**WORK REQUIRED:**
Using the listing below, report all lines holding the word "Rougheye".

--- Begin MATERIAL TO PROCESS ---

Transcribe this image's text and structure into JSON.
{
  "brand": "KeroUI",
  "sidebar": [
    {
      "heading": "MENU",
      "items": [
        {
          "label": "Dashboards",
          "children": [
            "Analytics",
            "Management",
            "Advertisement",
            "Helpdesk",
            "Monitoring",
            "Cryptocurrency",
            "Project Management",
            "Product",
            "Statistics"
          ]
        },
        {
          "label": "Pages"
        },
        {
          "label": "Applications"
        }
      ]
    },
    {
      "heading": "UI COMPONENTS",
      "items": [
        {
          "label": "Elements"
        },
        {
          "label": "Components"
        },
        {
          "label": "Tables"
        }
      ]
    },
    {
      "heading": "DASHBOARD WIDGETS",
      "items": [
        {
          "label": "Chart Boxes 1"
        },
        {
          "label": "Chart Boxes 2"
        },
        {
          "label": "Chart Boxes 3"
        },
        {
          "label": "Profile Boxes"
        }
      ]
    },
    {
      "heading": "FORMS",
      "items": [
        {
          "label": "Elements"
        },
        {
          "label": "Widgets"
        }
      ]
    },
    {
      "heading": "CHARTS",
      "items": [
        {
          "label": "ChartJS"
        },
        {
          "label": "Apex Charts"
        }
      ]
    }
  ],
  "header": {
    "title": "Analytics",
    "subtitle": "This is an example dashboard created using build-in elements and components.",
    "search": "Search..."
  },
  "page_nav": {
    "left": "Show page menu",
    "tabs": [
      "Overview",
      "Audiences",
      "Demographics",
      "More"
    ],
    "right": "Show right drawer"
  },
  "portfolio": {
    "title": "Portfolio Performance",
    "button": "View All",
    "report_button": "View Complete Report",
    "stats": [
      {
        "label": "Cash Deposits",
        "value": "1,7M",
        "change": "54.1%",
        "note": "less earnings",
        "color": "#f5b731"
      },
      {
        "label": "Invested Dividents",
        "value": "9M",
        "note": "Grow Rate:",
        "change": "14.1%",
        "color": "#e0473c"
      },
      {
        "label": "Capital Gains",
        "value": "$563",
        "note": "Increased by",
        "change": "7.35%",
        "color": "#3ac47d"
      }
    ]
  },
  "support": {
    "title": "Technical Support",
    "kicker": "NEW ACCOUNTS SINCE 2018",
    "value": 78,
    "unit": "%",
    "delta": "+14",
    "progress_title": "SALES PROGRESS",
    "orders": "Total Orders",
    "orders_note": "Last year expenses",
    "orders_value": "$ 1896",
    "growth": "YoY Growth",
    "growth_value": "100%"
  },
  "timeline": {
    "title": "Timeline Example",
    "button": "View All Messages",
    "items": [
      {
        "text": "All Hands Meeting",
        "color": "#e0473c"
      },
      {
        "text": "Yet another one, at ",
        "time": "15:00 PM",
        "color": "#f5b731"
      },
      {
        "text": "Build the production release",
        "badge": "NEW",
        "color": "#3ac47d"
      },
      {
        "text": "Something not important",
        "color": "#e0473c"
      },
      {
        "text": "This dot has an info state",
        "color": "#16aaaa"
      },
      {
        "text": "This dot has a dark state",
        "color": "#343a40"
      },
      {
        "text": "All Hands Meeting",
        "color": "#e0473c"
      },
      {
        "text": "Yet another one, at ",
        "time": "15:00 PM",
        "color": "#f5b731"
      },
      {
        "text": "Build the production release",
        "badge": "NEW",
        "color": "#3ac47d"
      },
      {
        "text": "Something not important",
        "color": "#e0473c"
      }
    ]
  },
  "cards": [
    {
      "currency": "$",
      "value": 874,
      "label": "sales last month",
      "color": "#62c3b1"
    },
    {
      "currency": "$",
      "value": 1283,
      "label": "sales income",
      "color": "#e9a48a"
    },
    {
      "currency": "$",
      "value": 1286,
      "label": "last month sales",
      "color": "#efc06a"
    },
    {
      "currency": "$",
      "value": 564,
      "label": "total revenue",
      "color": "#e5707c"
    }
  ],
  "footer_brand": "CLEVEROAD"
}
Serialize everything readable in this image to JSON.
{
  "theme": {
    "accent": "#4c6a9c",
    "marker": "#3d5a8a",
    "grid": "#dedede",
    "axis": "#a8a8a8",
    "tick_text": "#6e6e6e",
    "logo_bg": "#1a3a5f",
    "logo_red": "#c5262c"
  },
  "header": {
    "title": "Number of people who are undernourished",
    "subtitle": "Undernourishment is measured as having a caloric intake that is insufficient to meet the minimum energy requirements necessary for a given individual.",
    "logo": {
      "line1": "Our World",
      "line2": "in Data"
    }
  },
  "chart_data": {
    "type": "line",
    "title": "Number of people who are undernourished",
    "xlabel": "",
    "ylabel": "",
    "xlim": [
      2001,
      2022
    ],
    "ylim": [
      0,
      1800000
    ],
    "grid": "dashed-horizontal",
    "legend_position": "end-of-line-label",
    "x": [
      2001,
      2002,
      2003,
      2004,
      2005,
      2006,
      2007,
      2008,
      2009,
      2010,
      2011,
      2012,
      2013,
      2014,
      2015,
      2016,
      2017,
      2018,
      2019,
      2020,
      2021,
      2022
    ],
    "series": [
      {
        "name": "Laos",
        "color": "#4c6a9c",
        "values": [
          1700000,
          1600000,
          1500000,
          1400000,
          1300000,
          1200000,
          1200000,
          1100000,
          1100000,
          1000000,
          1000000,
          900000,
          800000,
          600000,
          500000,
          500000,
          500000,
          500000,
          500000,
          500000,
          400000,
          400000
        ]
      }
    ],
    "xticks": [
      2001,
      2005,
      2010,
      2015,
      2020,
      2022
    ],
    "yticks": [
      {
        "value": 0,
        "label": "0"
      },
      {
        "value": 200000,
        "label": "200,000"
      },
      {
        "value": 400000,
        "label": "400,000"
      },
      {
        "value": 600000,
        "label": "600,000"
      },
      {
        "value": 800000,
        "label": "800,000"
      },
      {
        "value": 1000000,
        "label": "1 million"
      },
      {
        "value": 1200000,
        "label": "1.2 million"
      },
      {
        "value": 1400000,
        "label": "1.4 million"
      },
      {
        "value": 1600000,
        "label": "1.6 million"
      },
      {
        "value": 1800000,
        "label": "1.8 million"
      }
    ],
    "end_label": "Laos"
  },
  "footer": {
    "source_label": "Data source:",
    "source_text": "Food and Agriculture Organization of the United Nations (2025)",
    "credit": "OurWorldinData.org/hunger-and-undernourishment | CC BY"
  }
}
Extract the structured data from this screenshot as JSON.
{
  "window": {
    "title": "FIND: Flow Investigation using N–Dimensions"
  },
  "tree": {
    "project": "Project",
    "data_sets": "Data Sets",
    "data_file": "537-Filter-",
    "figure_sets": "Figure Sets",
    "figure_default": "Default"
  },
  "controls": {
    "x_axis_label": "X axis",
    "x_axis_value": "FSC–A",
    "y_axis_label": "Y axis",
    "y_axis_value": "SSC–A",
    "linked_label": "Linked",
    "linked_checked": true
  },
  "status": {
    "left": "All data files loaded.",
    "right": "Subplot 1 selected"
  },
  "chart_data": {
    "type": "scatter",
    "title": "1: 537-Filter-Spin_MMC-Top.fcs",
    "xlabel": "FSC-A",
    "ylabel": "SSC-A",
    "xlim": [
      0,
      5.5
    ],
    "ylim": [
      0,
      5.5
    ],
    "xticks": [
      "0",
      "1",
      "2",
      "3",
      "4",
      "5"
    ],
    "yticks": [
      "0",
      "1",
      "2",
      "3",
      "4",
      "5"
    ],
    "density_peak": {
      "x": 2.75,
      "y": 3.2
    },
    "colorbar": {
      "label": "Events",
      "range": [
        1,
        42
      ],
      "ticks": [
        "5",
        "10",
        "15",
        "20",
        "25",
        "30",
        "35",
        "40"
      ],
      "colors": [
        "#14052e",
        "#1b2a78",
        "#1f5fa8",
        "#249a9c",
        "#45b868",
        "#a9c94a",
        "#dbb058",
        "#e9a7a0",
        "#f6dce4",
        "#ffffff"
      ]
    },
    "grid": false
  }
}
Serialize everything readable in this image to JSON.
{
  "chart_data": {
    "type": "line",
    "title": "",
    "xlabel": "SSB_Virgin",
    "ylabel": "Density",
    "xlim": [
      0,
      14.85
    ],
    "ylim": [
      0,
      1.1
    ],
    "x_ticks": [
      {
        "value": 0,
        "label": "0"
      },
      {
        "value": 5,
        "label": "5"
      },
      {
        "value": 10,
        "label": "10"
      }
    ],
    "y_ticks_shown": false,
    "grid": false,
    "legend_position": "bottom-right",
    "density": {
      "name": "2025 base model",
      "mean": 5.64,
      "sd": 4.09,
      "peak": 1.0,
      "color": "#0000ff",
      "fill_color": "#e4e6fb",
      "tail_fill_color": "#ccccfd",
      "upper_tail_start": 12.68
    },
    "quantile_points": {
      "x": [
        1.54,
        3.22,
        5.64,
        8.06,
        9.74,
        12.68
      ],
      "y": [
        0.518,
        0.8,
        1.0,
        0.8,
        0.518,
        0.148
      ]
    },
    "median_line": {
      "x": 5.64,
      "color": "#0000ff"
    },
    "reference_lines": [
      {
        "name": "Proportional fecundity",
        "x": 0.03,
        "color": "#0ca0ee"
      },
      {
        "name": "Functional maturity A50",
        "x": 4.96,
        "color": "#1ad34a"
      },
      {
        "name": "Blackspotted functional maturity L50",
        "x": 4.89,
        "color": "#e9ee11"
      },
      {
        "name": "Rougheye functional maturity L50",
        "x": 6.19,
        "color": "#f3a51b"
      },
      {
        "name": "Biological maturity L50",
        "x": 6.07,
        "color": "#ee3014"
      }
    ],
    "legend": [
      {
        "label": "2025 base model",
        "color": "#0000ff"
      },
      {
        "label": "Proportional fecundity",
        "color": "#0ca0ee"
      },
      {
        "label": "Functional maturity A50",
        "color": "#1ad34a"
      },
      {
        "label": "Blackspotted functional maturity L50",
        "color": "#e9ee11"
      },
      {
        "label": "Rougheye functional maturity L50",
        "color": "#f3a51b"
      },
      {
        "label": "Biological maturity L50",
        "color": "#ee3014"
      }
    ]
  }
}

--- End MATERIAL TO PROCESS ---

**WORKED SOLUTION:**
        "name": "Rougheye functional maturity L50",
        "label": "Rougheye functional maturity L50",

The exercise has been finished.